| REQUIREMENT |
Please pick up the lecture notes on sign magnitude below and continue them from their final point, the one about 2's complement being faster for integer.

| EXTRACTED TEXT |
[Begin]

Sign Magnitude

• Why worry about 9's and 10's complement?
• Sign magnitude
  • This is the way we normally work
  • -3, +14, ...
• But as we saw last time, we have a rules based system for addition
  • If the signs are the same, keep the sign and add the magnitudes
  • Of the signs are different, subtract the smaller magnitude from the larger then keep the sign of the larger.
  • If we have subtraction, change the sign of the second and turn it into an addition problem.
• Plus there is a problem with -0
  • Consider a 3 bit representation in sign magnitude.
  • The first bit (msb) is a sign bit, 0 => +, 1=> -
    • What is 010?
    • What is 000?
    • What is 110?
    • What is 100?
• There are (at least) two problems with sign magnitude
  • -0
  • The rules based addition.
• We do use sign-magnitude for floating point, which is coming soon.
• But
  • The CPU does most of the work in integer
  • So integer needs to be fast
  • And 2's complement is faster than sign-magnitude for integer.

[End]

| EXTRACTED ENTRIES |

[Begin]

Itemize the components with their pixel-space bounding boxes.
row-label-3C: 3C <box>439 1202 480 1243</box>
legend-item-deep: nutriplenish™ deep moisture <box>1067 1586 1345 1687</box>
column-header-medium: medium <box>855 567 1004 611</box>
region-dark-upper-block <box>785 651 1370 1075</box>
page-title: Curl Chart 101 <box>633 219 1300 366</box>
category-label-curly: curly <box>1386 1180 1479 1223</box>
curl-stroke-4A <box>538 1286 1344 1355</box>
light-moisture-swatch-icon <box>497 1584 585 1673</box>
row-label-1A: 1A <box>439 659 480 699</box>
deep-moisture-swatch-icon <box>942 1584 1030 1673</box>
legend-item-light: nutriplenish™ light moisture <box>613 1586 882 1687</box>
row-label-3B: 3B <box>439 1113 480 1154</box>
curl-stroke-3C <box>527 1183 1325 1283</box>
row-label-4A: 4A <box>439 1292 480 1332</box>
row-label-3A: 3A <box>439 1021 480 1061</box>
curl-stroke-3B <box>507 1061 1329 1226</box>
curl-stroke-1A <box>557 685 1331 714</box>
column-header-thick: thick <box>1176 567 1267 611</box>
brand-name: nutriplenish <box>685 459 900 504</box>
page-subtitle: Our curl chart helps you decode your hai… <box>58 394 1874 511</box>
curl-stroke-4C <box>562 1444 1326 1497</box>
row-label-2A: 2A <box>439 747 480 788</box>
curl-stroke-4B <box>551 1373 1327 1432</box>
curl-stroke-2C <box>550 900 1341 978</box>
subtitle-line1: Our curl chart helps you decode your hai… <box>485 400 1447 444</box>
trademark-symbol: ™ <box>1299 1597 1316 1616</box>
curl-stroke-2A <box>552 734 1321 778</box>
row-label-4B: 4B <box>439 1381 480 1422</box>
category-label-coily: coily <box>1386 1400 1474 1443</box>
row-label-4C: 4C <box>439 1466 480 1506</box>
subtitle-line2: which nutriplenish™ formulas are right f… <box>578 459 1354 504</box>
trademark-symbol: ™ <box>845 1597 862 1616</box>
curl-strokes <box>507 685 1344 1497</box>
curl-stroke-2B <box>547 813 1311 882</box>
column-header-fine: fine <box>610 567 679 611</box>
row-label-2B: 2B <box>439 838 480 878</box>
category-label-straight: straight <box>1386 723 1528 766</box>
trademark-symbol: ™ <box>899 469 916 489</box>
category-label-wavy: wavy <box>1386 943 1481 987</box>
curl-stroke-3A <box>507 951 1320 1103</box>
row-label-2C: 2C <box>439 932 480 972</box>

[End]

| WRITTEN ANSWER |
• On common misconception: you can represent fewer signed numbers than unsigned numbers with the same number of bits.
  • This is not true (well mostly not true)
  • With 4 bits, we have $2^4 = 16$ different patterns
  • This means we can represent 16 different numbers.
  • Unsigned we can represent 0-15 (or 0 to $2^{n-1})$
  • Sign magnitude we can represent -7 to 7 (a total of 15).
• In one's complement there is a -0
  • 1111₂=> 0000₂ hence -0
• We will use two's complement from here on out.
• Let's do some math in 6 bit two's complement.
  • First what are the ranges?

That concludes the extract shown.